-- WHAT TO PRODUCE --
Your task is to print every entry below exactly as given.

** START **

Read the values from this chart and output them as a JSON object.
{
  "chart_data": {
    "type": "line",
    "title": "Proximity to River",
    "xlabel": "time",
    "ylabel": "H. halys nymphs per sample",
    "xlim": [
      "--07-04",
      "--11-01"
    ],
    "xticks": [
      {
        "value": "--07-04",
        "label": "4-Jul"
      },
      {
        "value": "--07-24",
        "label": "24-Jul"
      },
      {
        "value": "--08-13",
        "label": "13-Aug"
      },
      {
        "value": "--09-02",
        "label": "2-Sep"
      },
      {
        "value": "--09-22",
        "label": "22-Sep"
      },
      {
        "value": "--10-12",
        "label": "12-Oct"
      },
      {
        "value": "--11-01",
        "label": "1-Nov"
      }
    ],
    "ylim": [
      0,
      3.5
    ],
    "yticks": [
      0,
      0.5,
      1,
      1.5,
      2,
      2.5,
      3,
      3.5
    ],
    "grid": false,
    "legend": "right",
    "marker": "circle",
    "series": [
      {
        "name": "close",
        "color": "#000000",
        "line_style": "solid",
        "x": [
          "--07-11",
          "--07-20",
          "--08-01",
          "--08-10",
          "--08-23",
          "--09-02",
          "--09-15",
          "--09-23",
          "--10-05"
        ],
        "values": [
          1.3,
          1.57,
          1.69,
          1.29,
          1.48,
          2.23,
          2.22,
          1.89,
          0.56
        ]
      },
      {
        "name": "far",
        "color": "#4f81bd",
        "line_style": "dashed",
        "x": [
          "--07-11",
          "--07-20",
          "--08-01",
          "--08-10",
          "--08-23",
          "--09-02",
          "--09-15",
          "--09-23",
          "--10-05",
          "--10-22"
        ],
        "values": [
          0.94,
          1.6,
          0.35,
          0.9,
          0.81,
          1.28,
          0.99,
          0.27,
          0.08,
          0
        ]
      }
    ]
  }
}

** END **

-- RESPONSE TO THIS EXERCISE --
Read the values from this chart and output them as a JSON object.
{
  "chart_data": {
    "type": "line",
    "title": "Proximity to River",
    "xlabel": "time",
    "ylabel": "H. halys nymphs per sample",
    "xlim": [
      "--07-04",
      "--11-01"
    ],
    "xticks": [
      {
        "value": "--07-04",
        "label": "4-Jul"
      },
      {
        "value": "--07-24",
        "label": "24-Jul"
      },
      {
        "value": "--08-13",
        "label": "13-Aug"
      },
      {
        "value": "--09-02",
        "label": "2-Sep"
      },
      {
        "value": "--09-22",
        "label": "22-Sep"
      },
      {
        "value": "--10-12",
        "label": "12-Oct"
      },
      {
        "value": "--11-01",
        "label": "1-Nov"
      }
    ],
    "ylim": [
      0,
      3.5
    ],
    "yticks": [
      0,
      0.5,
      1,
      1.5,
      2,
      2.5,
      3,
      3.5
    ],
    "grid": false,
    "legend": "right",
    "marker": "circle",
    "series": [
      {
        "name": "close",
        "color": "#000000",
        "line_style": "solid",
        "x": [
          "--07-11",
          "--07-20",
          "--08-01",
          "--08-10",
          "--08-23",
          "--09-02",
          "--09-15",
          "--09-23",
          "--10-05"
        ],
        "values": [
          1.3,
          1.57,
          1.69,
          1.29,
          1.48,
          2.23,
          2.22,
          1.89,
          0.56
        ]
      },
      {
        "name": "far",
        "color": "#4f81bd",
        "line_style": "dashed",
        "x": [
          "--07-11",
          "--07-20",
          "--08-01",
          "--08-10",
          "--08-23",
          "--09-02",
          "--09-15",
          "--09-23",
          "--10-05",
          "--10-22"
        ],
        "values": [
          0.94,
          1.6,
          0.35,
          0.9,
          0.81,
          1.28,
          0.99,
          0.27,
          0.08,
          0
        ]
      }
    ]
  }
}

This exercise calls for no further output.